Written task >> Which lines contain the string "Gain"? Please list every one of them.

# START OF Dataset rows

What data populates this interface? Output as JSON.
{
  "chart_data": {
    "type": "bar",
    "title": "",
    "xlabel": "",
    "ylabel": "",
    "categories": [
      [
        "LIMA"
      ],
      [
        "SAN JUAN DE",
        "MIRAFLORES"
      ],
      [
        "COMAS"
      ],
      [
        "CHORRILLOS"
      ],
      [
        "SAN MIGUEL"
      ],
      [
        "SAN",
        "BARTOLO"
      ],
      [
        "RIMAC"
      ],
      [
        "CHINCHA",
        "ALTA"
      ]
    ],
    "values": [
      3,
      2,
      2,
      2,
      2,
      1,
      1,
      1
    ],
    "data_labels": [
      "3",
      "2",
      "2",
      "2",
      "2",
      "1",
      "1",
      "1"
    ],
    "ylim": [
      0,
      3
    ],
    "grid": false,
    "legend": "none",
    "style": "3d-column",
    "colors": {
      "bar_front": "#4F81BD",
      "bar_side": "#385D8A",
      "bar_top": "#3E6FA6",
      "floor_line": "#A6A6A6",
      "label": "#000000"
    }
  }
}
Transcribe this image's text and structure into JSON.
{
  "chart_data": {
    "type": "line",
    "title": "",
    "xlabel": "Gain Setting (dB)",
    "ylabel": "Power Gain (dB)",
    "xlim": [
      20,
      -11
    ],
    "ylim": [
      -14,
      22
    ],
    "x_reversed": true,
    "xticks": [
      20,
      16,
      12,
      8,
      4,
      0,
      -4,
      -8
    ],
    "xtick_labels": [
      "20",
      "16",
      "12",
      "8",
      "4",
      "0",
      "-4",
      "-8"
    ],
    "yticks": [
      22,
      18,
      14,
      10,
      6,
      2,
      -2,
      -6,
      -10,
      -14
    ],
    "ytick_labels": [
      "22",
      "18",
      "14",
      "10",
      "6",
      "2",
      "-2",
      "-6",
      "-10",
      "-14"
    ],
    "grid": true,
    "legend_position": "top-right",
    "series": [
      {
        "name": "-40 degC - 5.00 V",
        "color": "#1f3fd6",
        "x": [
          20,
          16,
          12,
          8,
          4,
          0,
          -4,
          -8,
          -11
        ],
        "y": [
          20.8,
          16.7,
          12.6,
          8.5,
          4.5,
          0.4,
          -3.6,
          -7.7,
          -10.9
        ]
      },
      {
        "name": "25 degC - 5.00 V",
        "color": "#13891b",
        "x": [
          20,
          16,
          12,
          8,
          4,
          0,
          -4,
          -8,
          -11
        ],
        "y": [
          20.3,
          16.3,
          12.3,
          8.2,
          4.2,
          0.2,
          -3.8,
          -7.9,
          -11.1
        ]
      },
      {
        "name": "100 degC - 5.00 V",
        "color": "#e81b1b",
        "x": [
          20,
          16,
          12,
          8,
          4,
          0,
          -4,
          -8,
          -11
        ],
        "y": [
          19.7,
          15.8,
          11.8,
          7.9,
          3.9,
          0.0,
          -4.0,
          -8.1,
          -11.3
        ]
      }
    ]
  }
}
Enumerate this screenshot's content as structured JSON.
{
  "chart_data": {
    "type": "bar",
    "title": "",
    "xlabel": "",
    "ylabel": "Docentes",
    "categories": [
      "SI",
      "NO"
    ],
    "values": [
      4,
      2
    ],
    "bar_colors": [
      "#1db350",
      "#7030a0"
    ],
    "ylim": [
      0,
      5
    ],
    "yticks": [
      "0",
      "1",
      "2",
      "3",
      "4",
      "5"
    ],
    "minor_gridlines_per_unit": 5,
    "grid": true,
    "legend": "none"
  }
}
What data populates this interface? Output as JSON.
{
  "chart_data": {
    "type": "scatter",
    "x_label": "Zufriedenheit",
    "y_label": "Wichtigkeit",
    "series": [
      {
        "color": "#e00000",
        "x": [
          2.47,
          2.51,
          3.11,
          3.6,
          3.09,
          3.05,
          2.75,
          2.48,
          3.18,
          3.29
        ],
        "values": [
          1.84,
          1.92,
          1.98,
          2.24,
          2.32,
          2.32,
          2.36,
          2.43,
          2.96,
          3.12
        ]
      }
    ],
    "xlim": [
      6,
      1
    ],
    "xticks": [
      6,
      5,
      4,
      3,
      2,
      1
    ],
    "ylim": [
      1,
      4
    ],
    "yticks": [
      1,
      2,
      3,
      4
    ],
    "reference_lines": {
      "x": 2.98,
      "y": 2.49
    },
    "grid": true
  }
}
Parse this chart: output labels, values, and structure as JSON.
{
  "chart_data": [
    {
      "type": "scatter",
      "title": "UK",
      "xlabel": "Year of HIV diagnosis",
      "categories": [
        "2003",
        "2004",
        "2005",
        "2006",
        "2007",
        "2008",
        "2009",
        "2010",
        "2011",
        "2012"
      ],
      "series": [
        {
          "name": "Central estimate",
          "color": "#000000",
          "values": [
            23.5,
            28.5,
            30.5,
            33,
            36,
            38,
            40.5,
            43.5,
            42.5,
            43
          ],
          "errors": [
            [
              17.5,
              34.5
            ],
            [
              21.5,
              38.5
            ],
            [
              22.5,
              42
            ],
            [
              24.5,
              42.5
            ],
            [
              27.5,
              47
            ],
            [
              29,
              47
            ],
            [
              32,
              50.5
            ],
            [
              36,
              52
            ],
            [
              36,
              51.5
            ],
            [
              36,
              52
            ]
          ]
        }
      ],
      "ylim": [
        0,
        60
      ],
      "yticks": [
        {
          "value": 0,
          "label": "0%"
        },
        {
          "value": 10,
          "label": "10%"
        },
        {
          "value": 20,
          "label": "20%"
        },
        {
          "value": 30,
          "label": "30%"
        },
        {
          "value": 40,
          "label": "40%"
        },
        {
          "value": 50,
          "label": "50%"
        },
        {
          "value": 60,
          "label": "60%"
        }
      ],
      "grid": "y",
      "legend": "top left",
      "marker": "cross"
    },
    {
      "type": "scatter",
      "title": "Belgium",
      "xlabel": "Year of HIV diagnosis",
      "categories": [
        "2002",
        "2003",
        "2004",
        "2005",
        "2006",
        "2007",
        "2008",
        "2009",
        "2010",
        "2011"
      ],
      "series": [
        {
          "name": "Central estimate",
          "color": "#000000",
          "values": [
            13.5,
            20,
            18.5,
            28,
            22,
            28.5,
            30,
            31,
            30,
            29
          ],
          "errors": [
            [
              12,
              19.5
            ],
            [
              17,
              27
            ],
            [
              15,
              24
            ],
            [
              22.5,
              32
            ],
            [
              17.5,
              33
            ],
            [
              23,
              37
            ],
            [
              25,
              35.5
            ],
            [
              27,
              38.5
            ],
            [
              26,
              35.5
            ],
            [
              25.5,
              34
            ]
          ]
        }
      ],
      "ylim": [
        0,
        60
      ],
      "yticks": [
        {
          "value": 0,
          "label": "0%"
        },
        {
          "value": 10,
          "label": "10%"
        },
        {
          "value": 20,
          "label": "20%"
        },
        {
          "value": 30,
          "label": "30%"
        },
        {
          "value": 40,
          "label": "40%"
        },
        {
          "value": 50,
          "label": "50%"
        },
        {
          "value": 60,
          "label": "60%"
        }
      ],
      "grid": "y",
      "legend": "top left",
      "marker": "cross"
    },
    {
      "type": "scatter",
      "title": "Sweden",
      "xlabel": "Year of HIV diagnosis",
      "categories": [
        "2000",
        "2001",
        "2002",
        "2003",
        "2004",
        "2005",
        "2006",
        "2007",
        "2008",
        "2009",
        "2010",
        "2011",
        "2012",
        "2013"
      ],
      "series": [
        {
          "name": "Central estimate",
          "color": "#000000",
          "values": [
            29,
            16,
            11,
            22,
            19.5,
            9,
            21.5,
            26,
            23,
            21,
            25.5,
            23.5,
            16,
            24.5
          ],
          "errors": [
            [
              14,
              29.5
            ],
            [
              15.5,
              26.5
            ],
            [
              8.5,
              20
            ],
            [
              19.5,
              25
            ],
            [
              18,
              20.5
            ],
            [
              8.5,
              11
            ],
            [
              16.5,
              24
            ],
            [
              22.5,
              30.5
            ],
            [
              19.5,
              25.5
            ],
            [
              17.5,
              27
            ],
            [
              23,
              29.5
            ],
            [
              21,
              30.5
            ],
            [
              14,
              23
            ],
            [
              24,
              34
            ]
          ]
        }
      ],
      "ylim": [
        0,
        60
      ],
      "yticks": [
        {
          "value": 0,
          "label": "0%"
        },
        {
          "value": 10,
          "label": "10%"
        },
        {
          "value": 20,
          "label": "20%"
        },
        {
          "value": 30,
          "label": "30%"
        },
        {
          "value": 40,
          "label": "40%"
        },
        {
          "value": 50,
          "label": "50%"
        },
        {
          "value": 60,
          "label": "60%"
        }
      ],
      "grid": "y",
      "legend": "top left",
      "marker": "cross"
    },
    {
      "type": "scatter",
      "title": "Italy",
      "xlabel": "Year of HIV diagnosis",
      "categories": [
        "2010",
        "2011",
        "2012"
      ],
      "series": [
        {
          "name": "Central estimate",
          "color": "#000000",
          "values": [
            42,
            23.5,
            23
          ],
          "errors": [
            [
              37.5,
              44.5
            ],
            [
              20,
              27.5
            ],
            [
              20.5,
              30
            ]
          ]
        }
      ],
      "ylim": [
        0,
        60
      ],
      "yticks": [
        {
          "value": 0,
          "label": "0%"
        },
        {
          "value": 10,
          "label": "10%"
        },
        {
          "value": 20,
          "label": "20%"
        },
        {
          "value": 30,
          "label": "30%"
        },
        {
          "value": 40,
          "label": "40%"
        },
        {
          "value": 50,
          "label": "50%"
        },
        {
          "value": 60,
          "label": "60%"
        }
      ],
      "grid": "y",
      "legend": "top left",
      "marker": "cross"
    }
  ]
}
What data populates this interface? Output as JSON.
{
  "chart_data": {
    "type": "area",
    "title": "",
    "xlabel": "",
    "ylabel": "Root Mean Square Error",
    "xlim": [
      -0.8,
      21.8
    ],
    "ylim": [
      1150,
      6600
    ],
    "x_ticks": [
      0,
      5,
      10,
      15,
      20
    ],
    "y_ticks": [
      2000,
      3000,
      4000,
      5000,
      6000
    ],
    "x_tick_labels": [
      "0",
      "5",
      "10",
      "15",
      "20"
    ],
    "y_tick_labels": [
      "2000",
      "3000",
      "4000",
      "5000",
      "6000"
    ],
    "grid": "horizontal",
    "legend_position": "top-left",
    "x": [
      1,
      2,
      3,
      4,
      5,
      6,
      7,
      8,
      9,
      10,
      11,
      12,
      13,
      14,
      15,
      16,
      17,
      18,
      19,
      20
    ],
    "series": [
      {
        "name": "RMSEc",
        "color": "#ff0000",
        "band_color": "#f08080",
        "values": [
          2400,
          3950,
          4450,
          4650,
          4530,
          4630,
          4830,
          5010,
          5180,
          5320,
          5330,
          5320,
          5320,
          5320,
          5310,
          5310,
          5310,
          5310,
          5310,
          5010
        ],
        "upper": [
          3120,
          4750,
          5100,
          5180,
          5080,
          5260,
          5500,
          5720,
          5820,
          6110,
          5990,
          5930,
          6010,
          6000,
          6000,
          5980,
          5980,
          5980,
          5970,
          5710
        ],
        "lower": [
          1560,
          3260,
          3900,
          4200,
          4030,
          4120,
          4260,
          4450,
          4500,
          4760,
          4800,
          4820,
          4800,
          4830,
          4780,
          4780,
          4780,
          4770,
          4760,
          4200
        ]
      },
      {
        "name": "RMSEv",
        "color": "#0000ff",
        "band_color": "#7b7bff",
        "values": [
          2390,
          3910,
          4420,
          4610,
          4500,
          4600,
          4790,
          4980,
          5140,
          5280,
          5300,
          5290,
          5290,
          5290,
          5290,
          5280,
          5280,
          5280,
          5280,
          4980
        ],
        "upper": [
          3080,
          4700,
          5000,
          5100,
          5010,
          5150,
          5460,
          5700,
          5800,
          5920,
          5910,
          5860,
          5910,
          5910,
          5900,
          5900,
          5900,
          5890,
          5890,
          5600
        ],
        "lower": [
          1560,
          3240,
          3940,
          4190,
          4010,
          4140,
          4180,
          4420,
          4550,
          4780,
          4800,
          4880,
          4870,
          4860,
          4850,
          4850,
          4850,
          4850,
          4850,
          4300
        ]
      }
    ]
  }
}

# END OF Dataset rows

Task answer >>
    "xlabel": "Gain Setting (dB)",
    "ylabel": "Power Gain (dB)",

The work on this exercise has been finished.